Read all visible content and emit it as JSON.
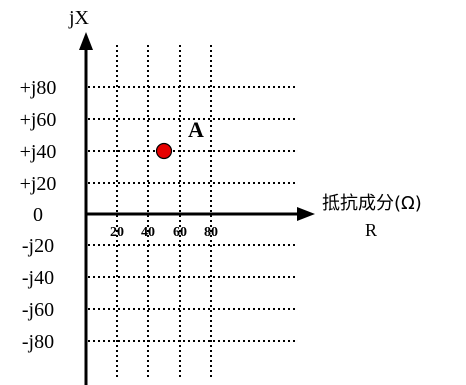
{
  "diagram": {
    "y_axis_label": "jX",
    "x_axis_label": "抵抗成分(Ω)",
    "x_axis_sublabel": "R",
    "origin_label": "0",
    "x_ticks": [
      "20",
      "40",
      "60",
      "80"
    ],
    "y_ticks_positive": [
      "+j20",
      "+j40",
      "+j60",
      "+j80"
    ],
    "y_ticks_negative": [
      "-j20",
      "-j40",
      "-j60",
      "-j80"
    ],
    "point": {
      "label": "A",
      "r": 50,
      "x": 40,
      "color": "#e60000"
    },
    "colors": {
      "axis": "#000000",
      "grid": "#000000",
      "point": "#e60000"
    }
  }
}
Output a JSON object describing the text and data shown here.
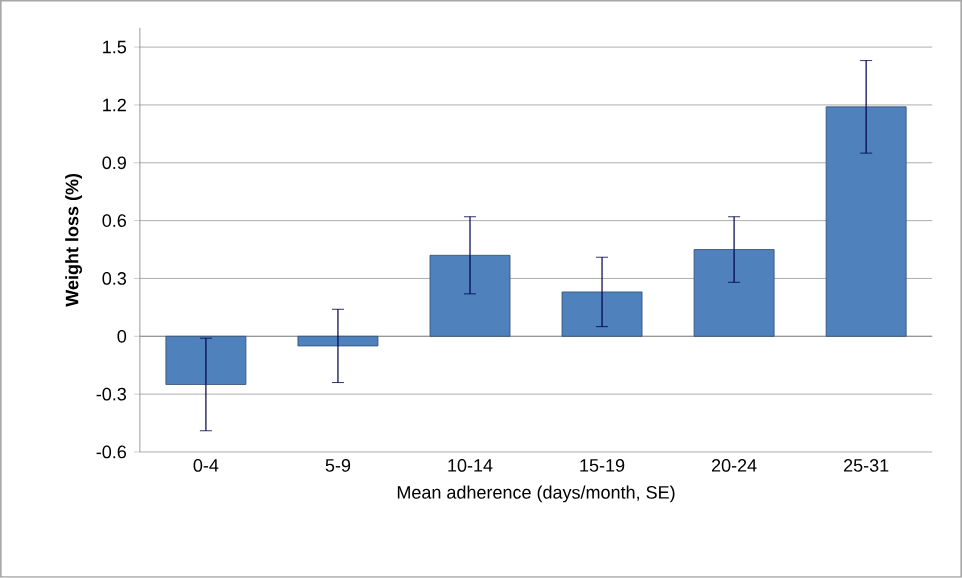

========================

The records above should be reproduced exactly, with no pictures included.

Read all visible content and emit it as JSON.
{
  "diagram": {
    "y_axis_label": "jX",
    "x_axis_label": "抵抗成分(Ω)",
    "x_axis_sublabel": "R",
    "origin_label": "0",
    "x_ticks": [
      "20",
      "40",
      "60",
      "80"
    ],
    "y_ticks_positive": [
      "+j20",
      "+j40",
      "+j60",
      "+j80"
    ],
    "y_ticks_negative": [
      "-j20",
      "-j40",
      "-j60",
      "-j80"
    ],
    "point": {
      "label": "A",
      "r": 50,
      "x": 40,
      "color": "#e60000"
    },
    "colors": {
      "axis": "#000000",
      "grid": "#000000",
      "point": "#e60000"
    }
  }
}
Output a JSON object describing the text and data shown here.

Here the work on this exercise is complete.